▶ [Input records]
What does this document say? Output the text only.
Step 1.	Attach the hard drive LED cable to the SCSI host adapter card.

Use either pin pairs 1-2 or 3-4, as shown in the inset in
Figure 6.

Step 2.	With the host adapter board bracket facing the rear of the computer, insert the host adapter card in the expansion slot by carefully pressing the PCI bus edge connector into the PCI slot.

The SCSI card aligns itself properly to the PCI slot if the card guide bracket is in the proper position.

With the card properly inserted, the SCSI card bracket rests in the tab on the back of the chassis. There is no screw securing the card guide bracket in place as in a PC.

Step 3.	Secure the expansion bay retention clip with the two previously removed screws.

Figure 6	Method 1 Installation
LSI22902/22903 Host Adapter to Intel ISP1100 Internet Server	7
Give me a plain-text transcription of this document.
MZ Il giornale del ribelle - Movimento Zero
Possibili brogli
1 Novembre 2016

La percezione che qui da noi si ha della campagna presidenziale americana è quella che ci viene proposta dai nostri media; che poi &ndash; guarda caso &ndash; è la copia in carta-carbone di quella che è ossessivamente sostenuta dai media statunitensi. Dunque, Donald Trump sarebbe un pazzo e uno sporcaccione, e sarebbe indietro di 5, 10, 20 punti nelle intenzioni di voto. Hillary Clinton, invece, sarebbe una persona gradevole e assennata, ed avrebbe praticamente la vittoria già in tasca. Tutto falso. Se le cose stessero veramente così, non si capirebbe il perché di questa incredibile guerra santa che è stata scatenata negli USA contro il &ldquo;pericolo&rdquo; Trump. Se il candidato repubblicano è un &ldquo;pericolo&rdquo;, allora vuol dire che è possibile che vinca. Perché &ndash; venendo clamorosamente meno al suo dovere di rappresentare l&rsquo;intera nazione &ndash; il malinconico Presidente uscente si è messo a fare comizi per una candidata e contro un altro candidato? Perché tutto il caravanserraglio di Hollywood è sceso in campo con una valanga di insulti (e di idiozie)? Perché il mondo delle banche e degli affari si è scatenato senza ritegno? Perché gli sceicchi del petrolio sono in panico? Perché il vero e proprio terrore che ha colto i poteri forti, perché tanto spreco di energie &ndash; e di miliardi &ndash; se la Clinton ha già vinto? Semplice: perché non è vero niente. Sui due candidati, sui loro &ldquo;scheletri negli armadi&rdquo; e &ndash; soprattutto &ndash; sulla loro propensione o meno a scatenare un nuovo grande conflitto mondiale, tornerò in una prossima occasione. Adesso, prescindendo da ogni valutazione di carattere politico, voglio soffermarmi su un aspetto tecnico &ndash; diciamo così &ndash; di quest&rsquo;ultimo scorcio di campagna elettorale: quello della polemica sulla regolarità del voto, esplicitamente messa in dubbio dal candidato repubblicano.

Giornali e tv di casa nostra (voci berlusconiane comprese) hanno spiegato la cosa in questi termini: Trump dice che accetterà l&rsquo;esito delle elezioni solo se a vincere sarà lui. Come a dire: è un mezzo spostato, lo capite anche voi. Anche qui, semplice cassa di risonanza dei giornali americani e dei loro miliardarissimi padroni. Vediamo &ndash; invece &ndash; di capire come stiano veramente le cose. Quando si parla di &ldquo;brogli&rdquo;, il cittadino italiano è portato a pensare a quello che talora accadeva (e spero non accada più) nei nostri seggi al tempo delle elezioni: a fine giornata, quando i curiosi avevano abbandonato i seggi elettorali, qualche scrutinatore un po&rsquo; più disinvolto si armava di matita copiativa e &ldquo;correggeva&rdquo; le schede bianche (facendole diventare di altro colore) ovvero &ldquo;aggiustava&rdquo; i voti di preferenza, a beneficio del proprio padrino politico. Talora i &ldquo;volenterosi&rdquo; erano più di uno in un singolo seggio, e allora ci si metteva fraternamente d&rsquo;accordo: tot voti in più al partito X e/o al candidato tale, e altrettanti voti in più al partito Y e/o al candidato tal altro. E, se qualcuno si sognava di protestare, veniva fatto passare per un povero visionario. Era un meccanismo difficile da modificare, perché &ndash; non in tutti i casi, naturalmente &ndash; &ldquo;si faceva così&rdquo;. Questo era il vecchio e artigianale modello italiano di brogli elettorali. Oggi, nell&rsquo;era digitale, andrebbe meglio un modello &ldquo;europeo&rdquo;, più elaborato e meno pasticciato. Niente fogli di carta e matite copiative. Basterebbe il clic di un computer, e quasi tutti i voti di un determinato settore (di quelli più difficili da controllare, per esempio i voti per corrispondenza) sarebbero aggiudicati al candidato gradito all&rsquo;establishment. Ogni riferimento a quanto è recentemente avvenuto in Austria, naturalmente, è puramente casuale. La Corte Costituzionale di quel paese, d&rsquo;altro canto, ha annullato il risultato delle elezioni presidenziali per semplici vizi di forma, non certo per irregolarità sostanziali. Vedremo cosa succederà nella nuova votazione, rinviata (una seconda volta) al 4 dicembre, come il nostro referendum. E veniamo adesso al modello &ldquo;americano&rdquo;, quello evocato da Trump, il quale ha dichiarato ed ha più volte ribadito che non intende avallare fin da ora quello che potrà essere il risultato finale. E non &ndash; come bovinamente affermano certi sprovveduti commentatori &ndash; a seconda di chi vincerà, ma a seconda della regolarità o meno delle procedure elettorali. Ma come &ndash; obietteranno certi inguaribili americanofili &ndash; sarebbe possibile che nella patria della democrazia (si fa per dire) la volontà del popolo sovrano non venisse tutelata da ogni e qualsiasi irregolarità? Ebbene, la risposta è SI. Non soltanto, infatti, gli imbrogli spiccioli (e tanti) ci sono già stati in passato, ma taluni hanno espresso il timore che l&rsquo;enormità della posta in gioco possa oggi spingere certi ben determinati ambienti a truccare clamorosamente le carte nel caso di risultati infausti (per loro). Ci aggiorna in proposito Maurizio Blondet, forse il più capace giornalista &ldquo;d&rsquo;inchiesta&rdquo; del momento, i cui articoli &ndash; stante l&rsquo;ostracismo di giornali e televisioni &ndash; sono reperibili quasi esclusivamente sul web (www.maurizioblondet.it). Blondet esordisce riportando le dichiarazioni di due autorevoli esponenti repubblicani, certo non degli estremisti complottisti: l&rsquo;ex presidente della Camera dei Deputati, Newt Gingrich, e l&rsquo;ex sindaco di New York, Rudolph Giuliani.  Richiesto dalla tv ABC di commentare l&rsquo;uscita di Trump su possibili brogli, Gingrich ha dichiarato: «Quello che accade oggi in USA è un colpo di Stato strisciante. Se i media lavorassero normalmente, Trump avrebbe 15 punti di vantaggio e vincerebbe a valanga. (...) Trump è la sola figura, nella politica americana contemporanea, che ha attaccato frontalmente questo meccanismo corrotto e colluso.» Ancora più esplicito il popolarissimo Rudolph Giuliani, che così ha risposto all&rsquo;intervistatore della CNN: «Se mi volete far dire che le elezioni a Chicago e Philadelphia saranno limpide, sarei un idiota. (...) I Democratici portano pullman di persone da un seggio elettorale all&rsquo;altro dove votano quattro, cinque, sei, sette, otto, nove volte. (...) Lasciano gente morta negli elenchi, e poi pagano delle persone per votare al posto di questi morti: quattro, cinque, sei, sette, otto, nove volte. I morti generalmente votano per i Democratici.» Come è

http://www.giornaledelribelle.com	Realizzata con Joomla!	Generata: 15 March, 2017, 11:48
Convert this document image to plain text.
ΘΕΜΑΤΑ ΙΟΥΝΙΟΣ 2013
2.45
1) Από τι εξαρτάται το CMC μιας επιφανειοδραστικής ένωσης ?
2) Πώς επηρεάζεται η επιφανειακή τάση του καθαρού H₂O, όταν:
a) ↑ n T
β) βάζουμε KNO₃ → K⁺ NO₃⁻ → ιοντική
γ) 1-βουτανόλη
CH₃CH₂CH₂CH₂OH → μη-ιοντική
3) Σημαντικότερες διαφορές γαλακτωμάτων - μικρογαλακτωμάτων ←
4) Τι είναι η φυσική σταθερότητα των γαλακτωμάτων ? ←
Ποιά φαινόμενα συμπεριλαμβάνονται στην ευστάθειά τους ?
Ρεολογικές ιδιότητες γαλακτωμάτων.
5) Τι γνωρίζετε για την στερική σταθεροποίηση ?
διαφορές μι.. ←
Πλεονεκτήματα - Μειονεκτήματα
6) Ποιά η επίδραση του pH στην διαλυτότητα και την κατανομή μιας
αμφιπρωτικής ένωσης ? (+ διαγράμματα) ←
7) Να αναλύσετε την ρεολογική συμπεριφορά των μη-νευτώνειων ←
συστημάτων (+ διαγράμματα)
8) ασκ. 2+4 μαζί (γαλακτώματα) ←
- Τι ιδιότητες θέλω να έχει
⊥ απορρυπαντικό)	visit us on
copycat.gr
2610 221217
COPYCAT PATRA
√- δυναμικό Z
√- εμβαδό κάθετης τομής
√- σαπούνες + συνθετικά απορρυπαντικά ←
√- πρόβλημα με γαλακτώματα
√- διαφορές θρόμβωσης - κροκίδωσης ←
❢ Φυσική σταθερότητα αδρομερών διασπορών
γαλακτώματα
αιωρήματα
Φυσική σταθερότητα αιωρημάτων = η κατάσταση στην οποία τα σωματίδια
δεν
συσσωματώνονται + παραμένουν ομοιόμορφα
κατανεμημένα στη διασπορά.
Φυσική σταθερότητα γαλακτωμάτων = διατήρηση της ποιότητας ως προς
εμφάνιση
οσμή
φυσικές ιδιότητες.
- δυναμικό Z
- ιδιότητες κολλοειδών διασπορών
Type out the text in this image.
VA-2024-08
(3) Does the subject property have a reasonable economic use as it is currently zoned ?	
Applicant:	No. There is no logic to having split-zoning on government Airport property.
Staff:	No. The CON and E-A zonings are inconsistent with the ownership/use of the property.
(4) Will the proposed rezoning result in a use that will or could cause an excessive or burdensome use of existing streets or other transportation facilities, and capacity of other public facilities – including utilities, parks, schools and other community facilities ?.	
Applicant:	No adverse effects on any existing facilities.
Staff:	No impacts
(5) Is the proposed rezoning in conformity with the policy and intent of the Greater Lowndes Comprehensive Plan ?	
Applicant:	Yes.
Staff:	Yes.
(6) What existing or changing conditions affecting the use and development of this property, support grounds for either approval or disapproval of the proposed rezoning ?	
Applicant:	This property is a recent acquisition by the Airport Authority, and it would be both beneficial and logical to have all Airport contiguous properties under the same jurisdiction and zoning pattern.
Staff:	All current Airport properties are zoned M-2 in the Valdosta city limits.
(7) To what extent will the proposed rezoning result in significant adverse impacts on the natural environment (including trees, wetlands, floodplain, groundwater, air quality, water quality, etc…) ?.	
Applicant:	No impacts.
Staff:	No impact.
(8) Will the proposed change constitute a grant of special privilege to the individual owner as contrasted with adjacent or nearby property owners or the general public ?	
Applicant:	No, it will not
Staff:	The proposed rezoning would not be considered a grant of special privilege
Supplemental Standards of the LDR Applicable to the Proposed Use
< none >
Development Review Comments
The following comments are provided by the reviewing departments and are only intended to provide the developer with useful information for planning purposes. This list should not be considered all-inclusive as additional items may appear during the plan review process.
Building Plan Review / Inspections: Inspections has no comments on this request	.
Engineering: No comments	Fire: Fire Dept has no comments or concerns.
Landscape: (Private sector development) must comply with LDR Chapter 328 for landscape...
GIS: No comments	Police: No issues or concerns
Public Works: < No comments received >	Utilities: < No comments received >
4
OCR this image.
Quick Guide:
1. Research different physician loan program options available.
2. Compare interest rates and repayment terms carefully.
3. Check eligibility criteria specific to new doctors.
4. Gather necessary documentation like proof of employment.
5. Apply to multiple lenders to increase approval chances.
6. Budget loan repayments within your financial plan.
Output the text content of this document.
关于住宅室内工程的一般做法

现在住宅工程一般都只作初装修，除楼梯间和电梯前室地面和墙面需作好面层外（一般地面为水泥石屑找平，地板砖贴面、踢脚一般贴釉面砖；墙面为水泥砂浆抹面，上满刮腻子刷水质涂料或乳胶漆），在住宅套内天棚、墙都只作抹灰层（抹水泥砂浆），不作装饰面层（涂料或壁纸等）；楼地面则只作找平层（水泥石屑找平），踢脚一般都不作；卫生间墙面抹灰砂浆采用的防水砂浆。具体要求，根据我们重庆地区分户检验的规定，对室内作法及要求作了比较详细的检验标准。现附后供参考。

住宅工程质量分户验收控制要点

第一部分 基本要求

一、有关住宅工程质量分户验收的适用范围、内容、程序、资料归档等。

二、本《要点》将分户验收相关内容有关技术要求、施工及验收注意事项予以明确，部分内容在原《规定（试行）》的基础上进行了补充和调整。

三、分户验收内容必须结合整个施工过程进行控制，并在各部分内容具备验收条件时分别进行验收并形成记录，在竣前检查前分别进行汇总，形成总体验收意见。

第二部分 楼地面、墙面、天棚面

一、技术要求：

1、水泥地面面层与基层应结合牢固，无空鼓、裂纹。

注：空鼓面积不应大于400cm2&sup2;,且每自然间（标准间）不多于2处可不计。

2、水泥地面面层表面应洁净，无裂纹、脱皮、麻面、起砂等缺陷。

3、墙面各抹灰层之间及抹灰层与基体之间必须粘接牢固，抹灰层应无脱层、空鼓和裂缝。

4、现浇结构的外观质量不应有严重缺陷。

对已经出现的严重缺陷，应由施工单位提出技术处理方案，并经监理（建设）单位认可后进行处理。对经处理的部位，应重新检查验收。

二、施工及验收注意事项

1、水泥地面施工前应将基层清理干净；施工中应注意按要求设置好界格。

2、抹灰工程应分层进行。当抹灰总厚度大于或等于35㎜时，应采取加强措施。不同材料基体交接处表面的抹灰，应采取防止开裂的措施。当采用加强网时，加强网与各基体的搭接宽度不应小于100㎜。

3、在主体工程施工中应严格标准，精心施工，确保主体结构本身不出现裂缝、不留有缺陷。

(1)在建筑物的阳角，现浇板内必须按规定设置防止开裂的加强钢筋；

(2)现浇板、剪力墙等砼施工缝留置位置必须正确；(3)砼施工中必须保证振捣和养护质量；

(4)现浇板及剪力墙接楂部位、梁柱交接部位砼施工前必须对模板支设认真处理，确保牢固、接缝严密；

▶ [Goal] Identify and extract each line of the listing that contains "ένωσης".

▶ [Result of this exercise]
1) Από τι εξαρτάται το CMC μιας επιφανειοδραστικής ένωσης ?
αμφιπρωτικής ένωσης ? (+ διαγράμματα) ←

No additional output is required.